__BRIEF__.
Go through the listing and write out all of it exactly.

BEGIN DATA FOR THIS EXERCISE

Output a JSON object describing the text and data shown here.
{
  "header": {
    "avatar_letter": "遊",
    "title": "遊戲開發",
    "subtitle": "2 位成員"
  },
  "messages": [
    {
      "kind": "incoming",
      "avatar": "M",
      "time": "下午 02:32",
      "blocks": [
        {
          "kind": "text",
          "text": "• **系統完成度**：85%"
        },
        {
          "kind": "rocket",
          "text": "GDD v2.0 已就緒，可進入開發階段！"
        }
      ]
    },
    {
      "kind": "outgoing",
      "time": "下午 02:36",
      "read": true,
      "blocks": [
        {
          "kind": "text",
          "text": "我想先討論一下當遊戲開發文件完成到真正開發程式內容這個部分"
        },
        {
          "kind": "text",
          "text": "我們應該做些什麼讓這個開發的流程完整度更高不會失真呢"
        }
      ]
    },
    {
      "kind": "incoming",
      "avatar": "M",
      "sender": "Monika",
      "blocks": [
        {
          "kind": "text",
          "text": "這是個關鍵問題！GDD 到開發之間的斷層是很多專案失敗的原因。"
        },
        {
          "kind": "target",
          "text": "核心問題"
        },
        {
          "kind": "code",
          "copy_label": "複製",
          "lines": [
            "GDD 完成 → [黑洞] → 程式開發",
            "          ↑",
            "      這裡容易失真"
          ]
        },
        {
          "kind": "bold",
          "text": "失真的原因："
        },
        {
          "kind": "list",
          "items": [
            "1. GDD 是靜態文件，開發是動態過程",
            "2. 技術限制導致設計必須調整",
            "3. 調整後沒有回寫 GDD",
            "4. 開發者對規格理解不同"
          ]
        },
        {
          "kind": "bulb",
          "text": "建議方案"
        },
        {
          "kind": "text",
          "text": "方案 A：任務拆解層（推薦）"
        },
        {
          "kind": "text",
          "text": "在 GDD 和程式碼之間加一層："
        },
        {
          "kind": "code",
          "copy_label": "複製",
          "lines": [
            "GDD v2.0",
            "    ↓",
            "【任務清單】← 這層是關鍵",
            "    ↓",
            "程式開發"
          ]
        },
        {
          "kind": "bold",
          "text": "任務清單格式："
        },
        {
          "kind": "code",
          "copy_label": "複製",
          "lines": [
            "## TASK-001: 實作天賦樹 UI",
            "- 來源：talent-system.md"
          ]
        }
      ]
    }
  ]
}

END DATA FOR THIS EXERCISE

__EXERCISE ANSWER__.
Output a JSON object describing the text and data shown here.
{
  "header": {
    "avatar_letter": "遊",
    "title": "遊戲開發",
    "subtitle": "2 位成員"
  },
  "messages": [
    {
      "kind": "incoming",
      "avatar": "M",
      "time": "下午 02:32",
      "blocks": [
        {
          "kind": "text",
          "text": "• **系統完成度**：85%"
        },
        {
          "kind": "rocket",
          "text": "GDD v2.0 已就緒，可進入開發階段！"
        }
      ]
    },
    {
      "kind": "outgoing",
      "time": "下午 02:36",
      "read": true,
      "blocks": [
        {
          "kind": "text",
          "text": "我想先討論一下當遊戲開發文件完成到真正開發程式內容這個部分"
        },
        {
          "kind": "text",
          "text": "我們應該做些什麼讓這個開發的流程完整度更高不會失真呢"
        }
      ]
    },
    {
      "kind": "incoming",
      "avatar": "M",
      "sender": "Monika",
      "blocks": [
        {
          "kind": "text",
          "text": "這是個關鍵問題！GDD 到開發之間的斷層是很多專案失敗的原因。"
        },
        {
          "kind": "target",
          "text": "核心問題"
        },
        {
          "kind": "code",
          "copy_label": "複製",
          "lines": [
            "GDD 完成 → [黑洞] → 程式開發",
            "          ↑",
            "      這裡容易失真"
          ]
        },
        {
          "kind": "bold",
          "text": "失真的原因："
        },
        {
          "kind": "list",
          "items": [
            "1. GDD 是靜態文件，開發是動態過程",
            "2. 技術限制導致設計必須調整",
            "3. 調整後沒有回寫 GDD",
            "4. 開發者對規格理解不同"
          ]
        },
        {
          "kind": "bulb",
          "text": "建議方案"
        },
        {
          "kind": "text",
          "text": "方案 A：任務拆解層（推薦）"
        },
        {
          "kind": "text",
          "text": "在 GDD 和程式碼之間加一層："
        },
        {
          "kind": "code",
          "copy_label": "複製",
          "lines": [
            "GDD v2.0",
            "    ↓",
            "【任務清單】← 這層是關鍵",
            "    ↓",
            "程式開發"
          ]
        },
        {
          "kind": "bold",
          "text": "任務清單格式："
        },
        {
          "kind": "code",
          "copy_label": "複製",
          "lines": [
            "## TASK-001: 實作天賦樹 UI",
            "- 來源：talent-system.md"
          ]
        }
      ]
    }
  ]
}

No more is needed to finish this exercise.